Problem details:
Extract each record and reproduce it exactly.
##########
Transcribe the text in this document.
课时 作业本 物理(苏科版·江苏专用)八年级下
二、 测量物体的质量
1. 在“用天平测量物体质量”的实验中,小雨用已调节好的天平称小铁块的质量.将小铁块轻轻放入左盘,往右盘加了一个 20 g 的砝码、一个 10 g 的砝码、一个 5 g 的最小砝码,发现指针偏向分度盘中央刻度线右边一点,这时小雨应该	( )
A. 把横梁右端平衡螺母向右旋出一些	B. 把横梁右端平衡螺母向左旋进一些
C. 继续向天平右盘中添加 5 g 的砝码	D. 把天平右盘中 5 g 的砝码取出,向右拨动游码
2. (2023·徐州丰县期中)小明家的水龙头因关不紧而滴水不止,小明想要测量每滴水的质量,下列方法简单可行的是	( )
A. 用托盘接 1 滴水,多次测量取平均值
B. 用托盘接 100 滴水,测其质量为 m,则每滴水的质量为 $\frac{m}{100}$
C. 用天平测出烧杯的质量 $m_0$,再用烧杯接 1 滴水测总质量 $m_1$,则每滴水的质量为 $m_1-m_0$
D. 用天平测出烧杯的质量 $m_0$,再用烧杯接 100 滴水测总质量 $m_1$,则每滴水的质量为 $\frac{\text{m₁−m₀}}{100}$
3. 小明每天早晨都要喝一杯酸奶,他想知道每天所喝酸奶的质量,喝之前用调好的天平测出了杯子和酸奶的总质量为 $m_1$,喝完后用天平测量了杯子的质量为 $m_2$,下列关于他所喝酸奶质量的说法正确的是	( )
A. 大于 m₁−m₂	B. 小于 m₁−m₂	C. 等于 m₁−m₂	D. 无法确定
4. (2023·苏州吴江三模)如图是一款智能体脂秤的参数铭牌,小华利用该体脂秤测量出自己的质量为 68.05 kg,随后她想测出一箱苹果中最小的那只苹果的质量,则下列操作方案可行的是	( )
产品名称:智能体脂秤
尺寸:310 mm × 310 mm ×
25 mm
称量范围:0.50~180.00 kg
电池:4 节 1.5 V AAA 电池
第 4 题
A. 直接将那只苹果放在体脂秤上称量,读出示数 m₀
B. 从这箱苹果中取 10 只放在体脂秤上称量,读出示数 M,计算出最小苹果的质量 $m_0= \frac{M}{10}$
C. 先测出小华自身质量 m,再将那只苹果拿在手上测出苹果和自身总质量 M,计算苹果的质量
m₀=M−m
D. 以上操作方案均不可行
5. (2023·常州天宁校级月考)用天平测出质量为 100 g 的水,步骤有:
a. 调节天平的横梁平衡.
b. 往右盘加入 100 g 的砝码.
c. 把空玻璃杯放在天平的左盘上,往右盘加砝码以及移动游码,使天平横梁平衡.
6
##########
Solved problem:
Transcribe the text in this document.
课时 作业本 物理(苏科版·江苏专用)八年级下
二、 测量物体的质量
1. 在“用天平测量物体质量”的实验中,小雨用已调节好的天平称小铁块的质量.将小铁块轻轻放入左盘,往右盘加了一个 20 g 的砝码、一个 10 g 的砝码、一个 5 g 的最小砝码,发现指针偏向分度盘中央刻度线右边一点,这时小雨应该	( )
A. 把横梁右端平衡螺母向右旋出一些	B. 把横梁右端平衡螺母向左旋进一些
C. 继续向天平右盘中添加 5 g 的砝码	D. 把天平右盘中 5 g 的砝码取出,向右拨动游码
2. (2023·徐州丰县期中)小明家的水龙头因关不紧而滴水不止,小明想要测量每滴水的质量,下列方法简单可行的是	( )
A. 用托盘接 1 滴水,多次测量取平均值
B. 用托盘接 100 滴水,测其质量为 m,则每滴水的质量为 $\frac{m}{100}$
C. 用天平测出烧杯的质量 $m_0$,再用烧杯接 1 滴水测总质量 $m_1$,则每滴水的质量为 $m_1-m_0$
D. 用天平测出烧杯的质量 $m_0$,再用烧杯接 100 滴水测总质量 $m_1$,则每滴水的质量为 $\frac{\text{m₁−m₀}}{100}$
3. 小明每天早晨都要喝一杯酸奶,他想知道每天所喝酸奶的质量,喝之前用调好的天平测出了杯子和酸奶的总质量为 $m_1$,喝完后用天平测量了杯子的质量为 $m_2$,下列关于他所喝酸奶质量的说法正确的是	( )
A. 大于 m₁−m₂	B. 小于 m₁−m₂	C. 等于 m₁−m₂	D. 无法确定
4. (2023·苏州吴江三模)如图是一款智能体脂秤的参数铭牌,小华利用该体脂秤测量出自己的质量为 68.05 kg,随后她想测出一箱苹果中最小的那只苹果的质量,则下列操作方案可行的是	( )
产品名称:智能体脂秤
尺寸:310 mm × 310 mm ×
25 mm
称量范围:0.50~180.00 kg
电池:4 节 1.5 V AAA 电池
第 4 题
A. 直接将那只苹果放在体脂秤上称量,读出示数 m₀
B. 从这箱苹果中取 10 只放在体脂秤上称量,读出示数 M,计算出最小苹果的质量 $m_0= \frac{M}{10}$
C. 先测出小华自身质量 m,再将那只苹果拿在手上测出苹果和自身总质量 M,计算苹果的质量
m₀=M−m
D. 以上操作方案均不可行
5. (2023·常州天宁校级月考)用天平测出质量为 100 g 的水,步骤有:
a. 调节天平的横梁平衡.
b. 往右盘加入 100 g 的砝码.
c. 把空玻璃杯放在天平的左盘上,往右盘加砝码以及移动游码,使天平横梁平衡.
6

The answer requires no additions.